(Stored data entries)
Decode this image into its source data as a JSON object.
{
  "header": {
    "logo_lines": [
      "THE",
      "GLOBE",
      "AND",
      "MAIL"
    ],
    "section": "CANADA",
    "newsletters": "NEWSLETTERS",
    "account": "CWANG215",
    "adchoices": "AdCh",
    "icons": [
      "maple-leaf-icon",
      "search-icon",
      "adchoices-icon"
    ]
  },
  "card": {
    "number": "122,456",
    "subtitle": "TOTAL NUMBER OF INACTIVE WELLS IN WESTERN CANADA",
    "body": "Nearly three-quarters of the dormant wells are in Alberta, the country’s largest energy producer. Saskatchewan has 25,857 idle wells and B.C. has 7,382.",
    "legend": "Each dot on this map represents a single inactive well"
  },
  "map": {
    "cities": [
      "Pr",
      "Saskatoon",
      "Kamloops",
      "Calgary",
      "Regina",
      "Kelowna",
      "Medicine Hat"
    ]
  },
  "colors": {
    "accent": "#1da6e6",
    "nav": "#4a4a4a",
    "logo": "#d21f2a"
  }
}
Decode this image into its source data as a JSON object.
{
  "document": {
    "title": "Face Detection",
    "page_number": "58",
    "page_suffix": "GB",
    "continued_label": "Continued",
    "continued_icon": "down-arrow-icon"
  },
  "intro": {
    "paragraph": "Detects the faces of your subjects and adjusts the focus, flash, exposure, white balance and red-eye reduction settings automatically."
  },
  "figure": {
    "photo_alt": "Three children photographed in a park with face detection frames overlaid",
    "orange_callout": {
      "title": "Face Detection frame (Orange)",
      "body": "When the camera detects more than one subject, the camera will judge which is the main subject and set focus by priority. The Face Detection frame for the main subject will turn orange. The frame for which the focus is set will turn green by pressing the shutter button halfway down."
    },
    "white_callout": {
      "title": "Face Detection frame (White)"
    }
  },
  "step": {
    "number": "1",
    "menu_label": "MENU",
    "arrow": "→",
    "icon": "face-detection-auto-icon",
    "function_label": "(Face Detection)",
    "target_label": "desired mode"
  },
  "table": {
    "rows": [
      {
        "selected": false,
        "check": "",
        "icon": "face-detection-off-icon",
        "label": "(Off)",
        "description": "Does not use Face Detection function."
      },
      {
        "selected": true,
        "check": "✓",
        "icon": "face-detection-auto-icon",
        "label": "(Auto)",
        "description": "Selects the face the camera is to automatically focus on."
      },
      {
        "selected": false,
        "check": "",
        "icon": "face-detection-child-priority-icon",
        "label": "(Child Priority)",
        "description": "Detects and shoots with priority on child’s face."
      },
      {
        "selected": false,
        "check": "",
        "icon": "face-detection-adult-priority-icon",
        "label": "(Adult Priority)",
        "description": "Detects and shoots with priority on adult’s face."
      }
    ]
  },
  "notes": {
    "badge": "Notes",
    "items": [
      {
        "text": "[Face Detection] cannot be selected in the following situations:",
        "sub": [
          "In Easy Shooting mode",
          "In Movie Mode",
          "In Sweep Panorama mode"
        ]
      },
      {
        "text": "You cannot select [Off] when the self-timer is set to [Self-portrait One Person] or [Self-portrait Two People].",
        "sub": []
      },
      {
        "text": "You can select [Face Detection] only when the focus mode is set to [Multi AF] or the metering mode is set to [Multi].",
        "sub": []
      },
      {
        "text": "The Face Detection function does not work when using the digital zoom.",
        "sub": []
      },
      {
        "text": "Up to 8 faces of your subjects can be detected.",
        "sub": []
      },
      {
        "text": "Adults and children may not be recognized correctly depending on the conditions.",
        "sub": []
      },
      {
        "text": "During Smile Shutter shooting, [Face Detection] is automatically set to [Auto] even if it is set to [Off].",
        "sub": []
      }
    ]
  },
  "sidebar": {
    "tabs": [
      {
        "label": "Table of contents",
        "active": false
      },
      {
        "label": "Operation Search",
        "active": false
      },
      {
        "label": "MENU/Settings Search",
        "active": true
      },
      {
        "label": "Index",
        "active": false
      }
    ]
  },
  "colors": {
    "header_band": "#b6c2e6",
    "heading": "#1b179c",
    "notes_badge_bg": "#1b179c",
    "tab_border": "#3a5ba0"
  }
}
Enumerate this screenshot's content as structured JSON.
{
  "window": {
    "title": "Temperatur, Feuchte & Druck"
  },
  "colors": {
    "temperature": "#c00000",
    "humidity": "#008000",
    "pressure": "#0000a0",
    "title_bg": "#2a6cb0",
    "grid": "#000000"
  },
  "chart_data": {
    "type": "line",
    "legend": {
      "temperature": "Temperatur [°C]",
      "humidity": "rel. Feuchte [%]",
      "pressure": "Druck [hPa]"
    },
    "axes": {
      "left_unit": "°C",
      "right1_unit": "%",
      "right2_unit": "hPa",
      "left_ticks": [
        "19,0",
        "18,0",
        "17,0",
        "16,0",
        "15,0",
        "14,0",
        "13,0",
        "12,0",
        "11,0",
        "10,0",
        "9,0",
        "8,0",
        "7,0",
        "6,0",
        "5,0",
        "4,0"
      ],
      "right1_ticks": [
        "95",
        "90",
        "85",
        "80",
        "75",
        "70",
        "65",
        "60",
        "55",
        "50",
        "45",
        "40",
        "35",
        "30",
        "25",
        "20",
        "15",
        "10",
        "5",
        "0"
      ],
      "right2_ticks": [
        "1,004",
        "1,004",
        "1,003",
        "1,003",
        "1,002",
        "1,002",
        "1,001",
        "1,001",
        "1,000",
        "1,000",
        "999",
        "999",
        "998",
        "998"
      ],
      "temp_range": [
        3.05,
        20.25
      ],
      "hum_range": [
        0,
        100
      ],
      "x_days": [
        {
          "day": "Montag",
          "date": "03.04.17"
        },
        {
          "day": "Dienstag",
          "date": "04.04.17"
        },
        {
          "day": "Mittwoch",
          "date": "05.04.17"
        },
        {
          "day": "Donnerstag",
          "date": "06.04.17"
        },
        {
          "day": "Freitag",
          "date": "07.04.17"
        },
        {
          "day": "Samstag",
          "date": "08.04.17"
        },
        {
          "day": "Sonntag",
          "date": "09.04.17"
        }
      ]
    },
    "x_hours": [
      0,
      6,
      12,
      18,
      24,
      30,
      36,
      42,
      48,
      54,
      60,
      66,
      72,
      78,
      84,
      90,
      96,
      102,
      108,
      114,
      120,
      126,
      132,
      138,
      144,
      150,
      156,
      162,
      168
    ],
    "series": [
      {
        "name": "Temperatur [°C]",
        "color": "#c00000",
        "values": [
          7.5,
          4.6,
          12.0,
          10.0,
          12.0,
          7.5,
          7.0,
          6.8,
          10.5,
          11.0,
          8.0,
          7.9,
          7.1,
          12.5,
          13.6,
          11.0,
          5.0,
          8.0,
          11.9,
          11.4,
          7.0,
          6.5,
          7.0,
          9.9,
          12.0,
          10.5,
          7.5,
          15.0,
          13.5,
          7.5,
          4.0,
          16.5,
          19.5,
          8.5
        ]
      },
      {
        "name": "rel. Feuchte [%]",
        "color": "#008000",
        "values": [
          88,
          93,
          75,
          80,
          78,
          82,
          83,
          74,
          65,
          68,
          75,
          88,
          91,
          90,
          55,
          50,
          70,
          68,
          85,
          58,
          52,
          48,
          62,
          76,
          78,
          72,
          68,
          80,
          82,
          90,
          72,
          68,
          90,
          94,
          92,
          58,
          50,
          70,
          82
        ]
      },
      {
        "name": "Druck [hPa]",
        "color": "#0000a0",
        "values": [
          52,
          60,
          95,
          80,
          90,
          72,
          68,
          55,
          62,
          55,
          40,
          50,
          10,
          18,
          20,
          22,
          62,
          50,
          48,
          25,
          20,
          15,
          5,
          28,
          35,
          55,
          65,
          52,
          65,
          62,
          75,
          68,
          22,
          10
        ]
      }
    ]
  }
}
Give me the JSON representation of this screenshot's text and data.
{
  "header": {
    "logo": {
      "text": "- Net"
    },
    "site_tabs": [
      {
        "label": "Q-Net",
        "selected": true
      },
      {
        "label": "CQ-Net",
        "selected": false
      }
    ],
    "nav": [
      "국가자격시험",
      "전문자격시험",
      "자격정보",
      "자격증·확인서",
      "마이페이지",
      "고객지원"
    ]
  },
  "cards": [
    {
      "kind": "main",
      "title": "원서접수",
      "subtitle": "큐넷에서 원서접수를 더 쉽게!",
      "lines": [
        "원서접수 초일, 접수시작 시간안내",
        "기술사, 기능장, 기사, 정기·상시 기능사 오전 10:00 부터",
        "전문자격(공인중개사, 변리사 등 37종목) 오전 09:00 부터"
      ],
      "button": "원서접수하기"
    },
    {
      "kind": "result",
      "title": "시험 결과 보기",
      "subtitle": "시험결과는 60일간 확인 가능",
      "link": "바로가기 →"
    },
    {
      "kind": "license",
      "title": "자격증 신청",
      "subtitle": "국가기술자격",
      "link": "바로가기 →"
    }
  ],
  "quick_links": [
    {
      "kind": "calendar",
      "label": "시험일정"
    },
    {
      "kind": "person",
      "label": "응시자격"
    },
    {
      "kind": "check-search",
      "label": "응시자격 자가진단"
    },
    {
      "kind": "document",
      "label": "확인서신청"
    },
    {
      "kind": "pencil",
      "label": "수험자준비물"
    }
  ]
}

* INSTRUCTIONS TO FOLLOW: Return, word for word, every line from the line with "Give me the" to the final line of the data.

* ANSWER IN FULL:
Give me the JSON representation of this screenshot's text and data.
{
  "header": {
    "logo": {
      "text": "- Net"
    },
    "site_tabs": [
      {
        "label": "Q-Net",
        "selected": true
      },
      {
        "label": "CQ-Net",
        "selected": false
      }
    ],
    "nav": [
      "국가자격시험",
      "전문자격시험",
      "자격정보",
      "자격증·확인서",
      "마이페이지",
      "고객지원"
    ]
  },
  "cards": [
    {
      "kind": "main",
      "title": "원서접수",
      "subtitle": "큐넷에서 원서접수를 더 쉽게!",
      "lines": [
        "원서접수 초일, 접수시작 시간안내",
        "기술사, 기능장, 기사, 정기·상시 기능사 오전 10:00 부터",
        "전문자격(공인중개사, 변리사 등 37종목) 오전 09:00 부터"
      ],
      "button": "원서접수하기"
    },
    {
      "kind": "result",
      "title": "시험 결과 보기",
      "subtitle": "시험결과는 60일간 확인 가능",
      "link": "바로가기 →"
    },
    {
      "kind": "license",
      "title": "자격증 신청",
      "subtitle": "국가기술자격",
      "link": "바로가기 →"
    }
  ],
  "quick_links": [
    {
      "kind": "calendar",
      "label": "시험일정"
    },
    {
      "kind": "person",
      "label": "응시자격"
    },
    {
      "kind": "check-search",
      "label": "응시자격 자가진단"
    },
    {
      "kind": "document",
      "label": "확인서신청"
    },
    {
      "kind": "pencil",
      "label": "수험자준비물"
    }
  ]
}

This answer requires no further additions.